> **Data shown**:
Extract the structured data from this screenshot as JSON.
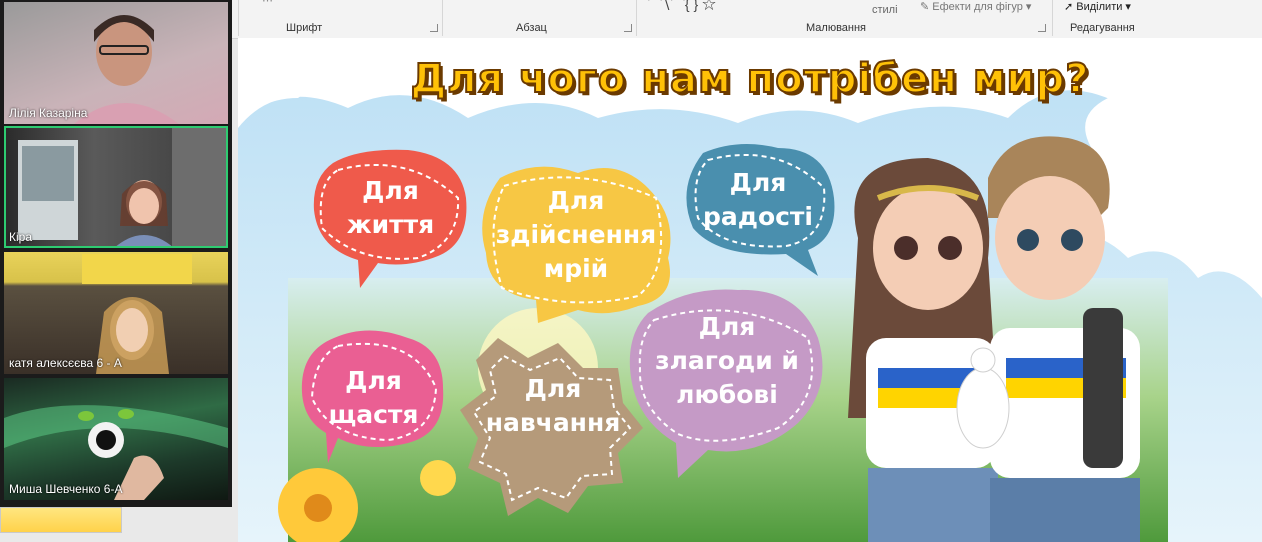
{
  "ribbon": {
    "groups": {
      "font": "Шрифт",
      "paragraph": "Абзац",
      "drawing": "Малювання",
      "editing": "Редагування"
    },
    "styles_label": "стилі",
    "shape_effects": "Ефекти для фігур",
    "select_label": "Виділити"
  },
  "participants": [
    {
      "name": "Лілія Казаріна"
    },
    {
      "name": "Кіра"
    },
    {
      "name": "катя алексєєва 6 - А"
    },
    {
      "name": "Миша Шевченко 6-А"
    }
  ],
  "slide": {
    "title": "Для чого нам потрібен мир?",
    "bubbles": [
      {
        "text": "Для\nжиття",
        "color": "#ef5a4b"
      },
      {
        "text": "Для\nздійснення\nмрій",
        "color": "#f7c744"
      },
      {
        "text": "Для\nрадості",
        "color": "#4a8fae"
      },
      {
        "text": "Для\nщастя",
        "color": "#ea5f93"
      },
      {
        "text": "Для\nнавчання",
        "color": "#b59a7a"
      },
      {
        "text": "Для\nзлагоди й\nлюбові",
        "color": "#c59ac6"
      }
    ]
  }
}
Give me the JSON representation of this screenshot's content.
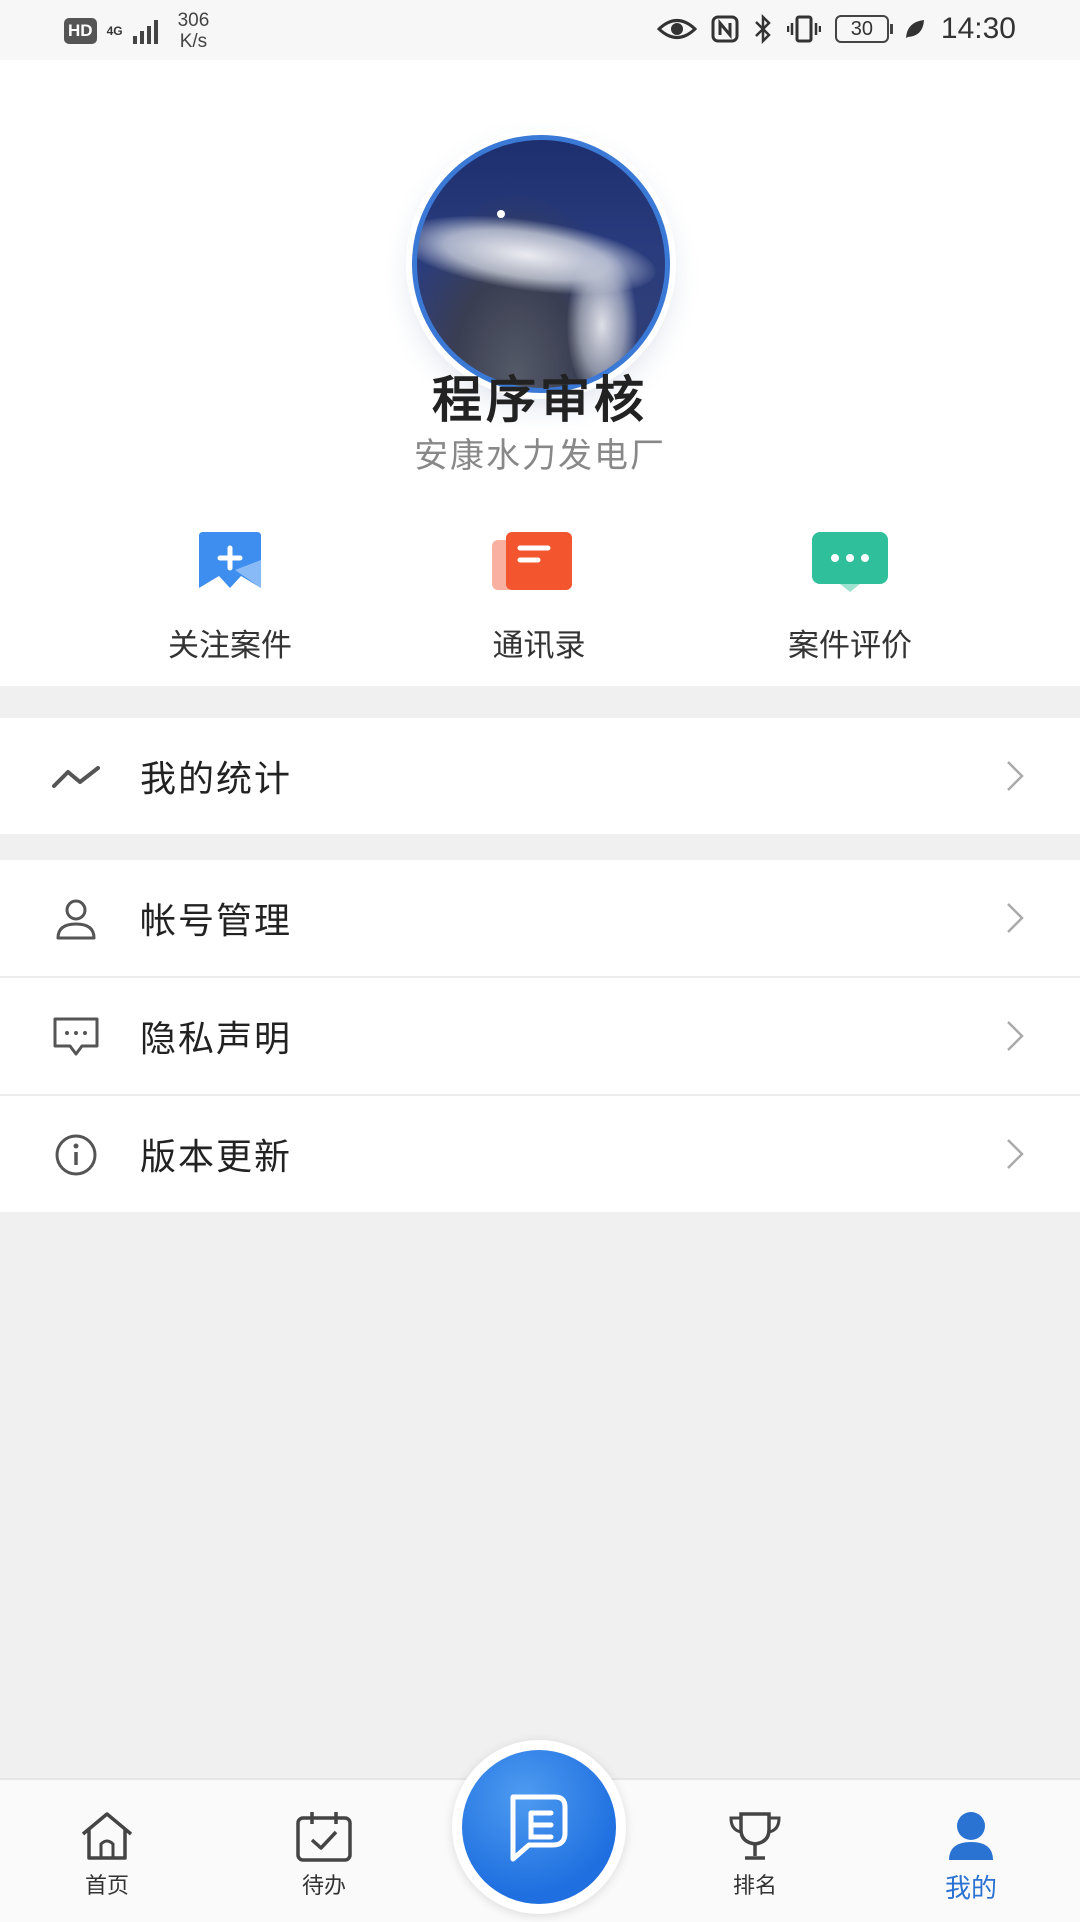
{
  "status_bar": {
    "hd": "HD",
    "network": "4G",
    "speed_value": "306",
    "speed_unit": "K/s",
    "battery": "30",
    "time": "14:30"
  },
  "profile": {
    "name": "程序审核",
    "organization": "安康水力发电厂"
  },
  "quick_actions": [
    {
      "label": "关注案件",
      "icon": "follow-case-icon",
      "color": "#3e8ef0"
    },
    {
      "label": "通讯录",
      "icon": "contacts-icon",
      "color": "#f3552e"
    },
    {
      "label": "案件评价",
      "icon": "case-review-icon",
      "color": "#2fbf9a"
    }
  ],
  "menu_groups": [
    [
      {
        "label": "我的统计",
        "icon": "statistics-icon"
      }
    ],
    [
      {
        "label": "帐号管理",
        "icon": "user-icon"
      },
      {
        "label": "隐私声明",
        "icon": "message-icon"
      },
      {
        "label": "版本更新",
        "icon": "info-icon"
      }
    ]
  ],
  "bottom_nav": {
    "tabs": [
      {
        "label": "首页",
        "icon": "home-icon"
      },
      {
        "label": "待办",
        "icon": "calendar-check-icon"
      },
      {
        "label": "",
        "icon": "center-action-icon"
      },
      {
        "label": "排名",
        "icon": "trophy-icon"
      },
      {
        "label": "我的",
        "icon": "profile-icon",
        "active": true
      }
    ],
    "active_color": "#2b73d3"
  }
}
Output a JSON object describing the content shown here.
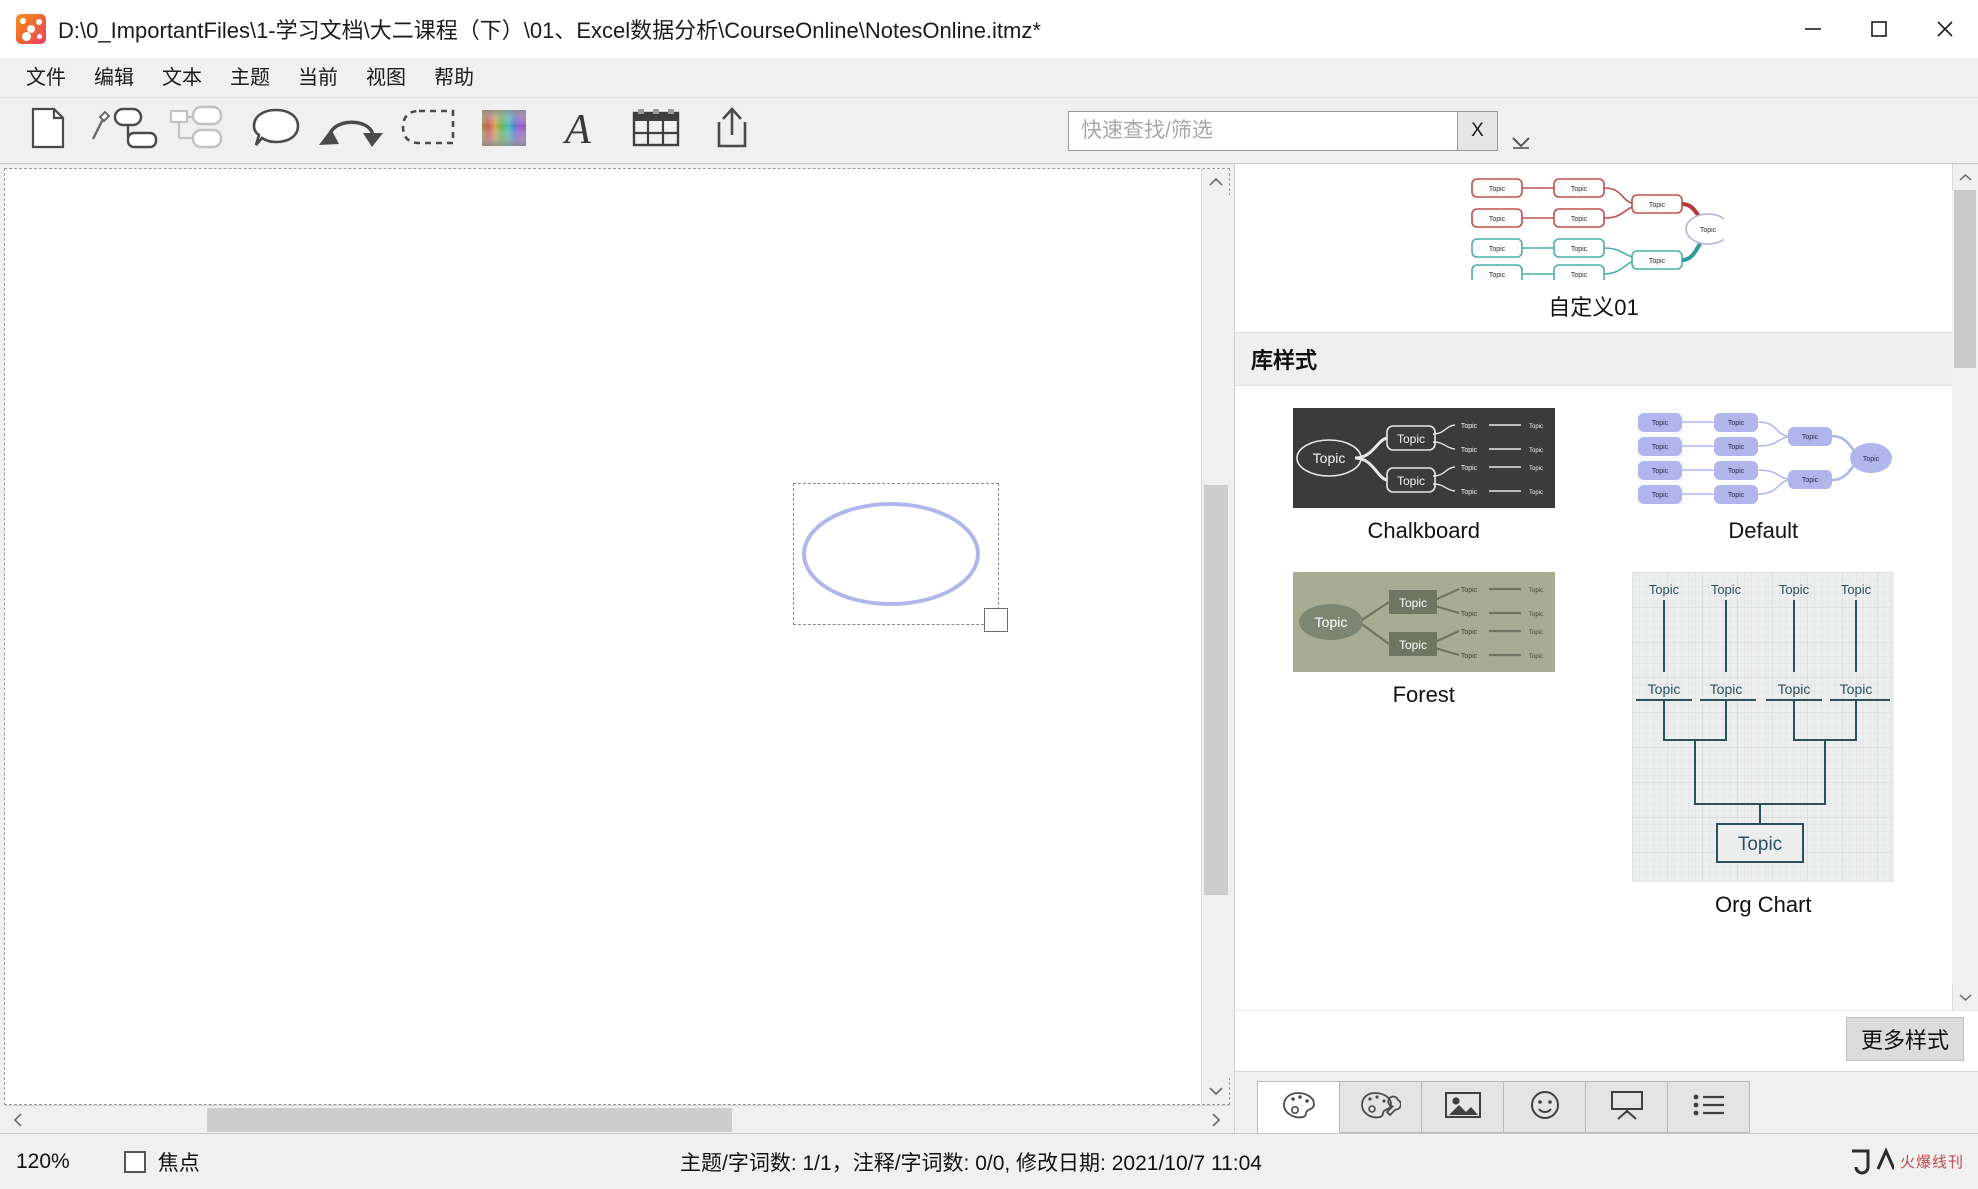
{
  "window": {
    "title": "D:\\0_ImportantFiles\\1-学习文档\\大二课程（下）\\01、Excel数据分析\\CourseOnline\\NotesOnline.itmz*",
    "app_icon": "mindmap-app-icon",
    "minimize": "—",
    "maximize": "▢",
    "close": "✕"
  },
  "menu": {
    "items": [
      {
        "label": "文件",
        "name": "menu-file"
      },
      {
        "label": "编辑",
        "name": "menu-edit"
      },
      {
        "label": "文本",
        "name": "menu-text"
      },
      {
        "label": "主题",
        "name": "menu-topic"
      },
      {
        "label": "当前",
        "name": "menu-current"
      },
      {
        "label": "视图",
        "name": "menu-view"
      },
      {
        "label": "帮助",
        "name": "menu-help"
      }
    ]
  },
  "toolbar": {
    "buttons": [
      {
        "icon": "new-document-icon",
        "name": "toolbar-new-document"
      },
      {
        "icon": "topic-shape-icon",
        "name": "toolbar-new-topic"
      },
      {
        "icon": "subtopic-icon",
        "name": "toolbar-new-subtopic"
      },
      {
        "icon": "callout-icon",
        "name": "toolbar-callout"
      },
      {
        "icon": "undo-redo-icon",
        "name": "toolbar-undo-redo"
      },
      {
        "icon": "boundary-icon",
        "name": "toolbar-boundary"
      },
      {
        "icon": "color-spectrum-icon",
        "name": "toolbar-colors"
      },
      {
        "icon": "font-icon",
        "name": "toolbar-fonts"
      },
      {
        "icon": "table-icon",
        "name": "toolbar-table"
      },
      {
        "icon": "share-icon",
        "name": "toolbar-share"
      }
    ],
    "overflow": "chevron-down-icon",
    "search": {
      "placeholder": "快速查找/筛选",
      "value": "",
      "clear_label": "X"
    }
  },
  "canvas": {
    "selected_shape": "ellipse",
    "resize_handle": "resize-handle"
  },
  "side_panel": {
    "custom_section": {
      "items": [
        {
          "caption": "自定义01",
          "name": "style-custom-01"
        }
      ]
    },
    "library_section": {
      "header": "库样式",
      "items": [
        {
          "caption": "Chalkboard",
          "name": "style-chalkboard"
        },
        {
          "caption": "Default",
          "name": "style-default"
        },
        {
          "caption": "Forest",
          "name": "style-forest"
        },
        {
          "caption": "Org Chart",
          "name": "style-org-chart"
        }
      ]
    },
    "node_label": "Topic",
    "more_button": "更多样式",
    "tabs": [
      {
        "icon": "palette-icon",
        "name": "tab-style",
        "active": true
      },
      {
        "icon": "palette-wrench-icon",
        "name": "tab-style-editor",
        "active": false
      },
      {
        "icon": "image-icon",
        "name": "tab-images",
        "active": false
      },
      {
        "icon": "smiley-icon",
        "name": "tab-stickers",
        "active": false
      },
      {
        "icon": "presentation-icon",
        "name": "tab-presentation",
        "active": false
      },
      {
        "icon": "list-icon",
        "name": "tab-outline",
        "active": false
      }
    ]
  },
  "status_bar": {
    "zoom": "120%",
    "focus_label": "焦点",
    "focus_checked": false,
    "info": "主题/字词数: 1/1，注释/字词数: 0/0, 修改日期: 2021/10/7 11:04",
    "watermark": "火爆线刊"
  },
  "colors": {
    "accent": "#b0b6ec",
    "chalkboard_bg": "#3b3b3b",
    "forest_bg": "#a7ac92",
    "orgchart_line": "#2d4f5e",
    "custom_red": "#c0504d",
    "custom_teal": "#4bada8",
    "watermark": "#c64a4a"
  }
}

> **The request**: Reproduce the full listing above verbatim, with no pictures included.

> **Written solution**:
Extract the structured data from this screenshot as JSON.
{
  "ribbon": {
    "groups": {
      "font": "Шрифт",
      "paragraph": "Абзац",
      "drawing": "Малювання",
      "editing": "Редагування"
    },
    "styles_label": "стилі",
    "shape_effects": "Ефекти для фігур",
    "select_label": "Виділити"
  },
  "participants": [
    {
      "name": "Лілія Казаріна"
    },
    {
      "name": "Кіра"
    },
    {
      "name": "катя алексєєва 6 - А"
    },
    {
      "name": "Миша Шевченко 6-А"
    }
  ],
  "slide": {
    "title": "Для чого нам потрібен мир?",
    "bubbles": [
      {
        "text": "Для\nжиття",
        "color": "#ef5a4b"
      },
      {
        "text": "Для\nздійснення\nмрій",
        "color": "#f7c744"
      },
      {
        "text": "Для\nрадості",
        "color": "#4a8fae"
      },
      {
        "text": "Для\nщастя",
        "color": "#ea5f93"
      },
      {
        "text": "Для\nнавчання",
        "color": "#b59a7a"
      },
      {
        "text": "Для\nзлагоди й\nлюбові",
        "color": "#c59ac6"
      }
    ]
  }
}
Give me the JSON representation of this screenshot's content.
{
  "status_bar": {
    "hd": "HD",
    "network": "4G",
    "speed_value": "306",
    "speed_unit": "K/s",
    "battery": "30",
    "time": "14:30"
  },
  "profile": {
    "name": "程序审核",
    "organization": "安康水力发电厂"
  },
  "quick_actions": [
    {
      "label": "关注案件",
      "icon": "follow-case-icon",
      "color": "#3e8ef0"
    },
    {
      "label": "通讯录",
      "icon": "contacts-icon",
      "color": "#f3552e"
    },
    {
      "label": "案件评价",
      "icon": "case-review-icon",
      "color": "#2fbf9a"
    }
  ],
  "menu_groups": [
    [
      {
        "label": "我的统计",
        "icon": "statistics-icon"
      }
    ],
    [
      {
        "label": "帐号管理",
        "icon": "user-icon"
      },
      {
        "label": "隐私声明",
        "icon": "message-icon"
      },
      {
        "label": "版本更新",
        "icon": "info-icon"
      }
    ]
  ],
  "bottom_nav": {
    "tabs": [
      {
        "label": "首页",
        "icon": "home-icon"
      },
      {
        "label": "待办",
        "icon": "calendar-check-icon"
      },
      {
        "label": "",
        "icon": "center-action-icon"
      },
      {
        "label": "排名",
        "icon": "trophy-icon"
      },
      {
        "label": "我的",
        "icon": "profile-icon",
        "active": true
      }
    ],
    "active_color": "#2b73d3"
  }
}
Output a JSON object describing the content shown here.
{
  "window": {
    "title": "D:\\0_ImportantFiles\\1-学习文档\\大二课程（下）\\01、Excel数据分析\\CourseOnline\\NotesOnline.itmz*",
    "app_icon": "mindmap-app-icon",
    "minimize": "—",
    "maximize": "▢",
    "close": "✕"
  },
  "menu": {
    "items": [
      {
        "label": "文件",
        "name": "menu-file"
      },
      {
        "label": "编辑",
        "name": "menu-edit"
      },
      {
        "label": "文本",
        "name": "menu-text"
      },
      {
        "label": "主题",
        "name": "menu-topic"
      },
      {
        "label": "当前",
        "name": "menu-current"
      },
      {
        "label": "视图",
        "name": "menu-view"
      },
      {
        "label": "帮助",
        "name": "menu-help"
      }
    ]
  },
  "toolbar": {
    "buttons": [
      {
        "icon": "new-document-icon",
        "name": "toolbar-new-document"
      },
      {
        "icon": "topic-shape-icon",
        "name": "toolbar-new-topic"
      },
      {
        "icon": "subtopic-icon",
        "name": "toolbar-new-subtopic"
      },
      {
        "icon": "callout-icon",
        "name": "toolbar-callout"
      },
      {
        "icon": "undo-redo-icon",
        "name": "toolbar-undo-redo"
      },
      {
        "icon": "boundary-icon",
        "name": "toolbar-boundary"
      },
      {
        "icon": "color-spectrum-icon",
        "name": "toolbar-colors"
      },
      {
        "icon": "font-icon",
        "name": "toolbar-fonts"
      },
      {
        "icon": "table-icon",
        "name": "toolbar-table"
      },
      {
        "icon": "share-icon",
        "name": "toolbar-share"
      }
    ],
    "overflow": "chevron-down-icon",
    "search": {
      "placeholder": "快速查找/筛选",
      "value": "",
      "clear_label": "X"
    }
  },
  "canvas": {
    "selected_shape": "ellipse",
    "resize_handle": "resize-handle"
  },
  "side_panel": {
    "custom_section": {
      "items": [
        {
          "caption": "自定义01",
          "name": "style-custom-01"
        }
      ]
    },
    "library_section": {
      "header": "库样式",
      "items": [
        {
          "caption": "Chalkboard",
          "name": "style-chalkboard"
        },
        {
          "caption": "Default",
          "name": "style-default"
        },
        {
          "caption": "Forest",
          "name": "style-forest"
        },
        {
          "caption": "Org Chart",
          "name": "style-org-chart"
        }
      ]
    },
    "node_label": "Topic",
    "more_button": "更多样式",
    "tabs": [
      {
        "icon": "palette-icon",
        "name": "tab-style",
        "active": true
      },
      {
        "icon": "palette-wrench-icon",
        "name": "tab-style-editor",
        "active": false
      },
      {
        "icon": "image-icon",
        "name": "tab-images",
        "active": false
      },
      {
        "icon": "smiley-icon",
        "name": "tab-stickers",
        "active": false
      },
      {
        "icon": "presentation-icon",
        "name": "tab-presentation",
        "active": false
      },
      {
        "icon": "list-icon",
        "name": "tab-outline",
        "active": false
      }
    ]
  },
  "status_bar": {
    "zoom": "120%",
    "focus_label": "焦点",
    "focus_checked": false,
    "info": "主题/字词数: 1/1，注释/字词数: 0/0, 修改日期: 2021/10/7 11:04",
    "watermark": "火爆线刊"
  },
  "colors": {
    "accent": "#b0b6ec",
    "chalkboard_bg": "#3b3b3b",
    "forest_bg": "#a7ac92",
    "orgchart_line": "#2d4f5e",
    "custom_red": "#c0504d",
    "custom_teal": "#4bada8",
    "watermark": "#c64a4a"
  }
}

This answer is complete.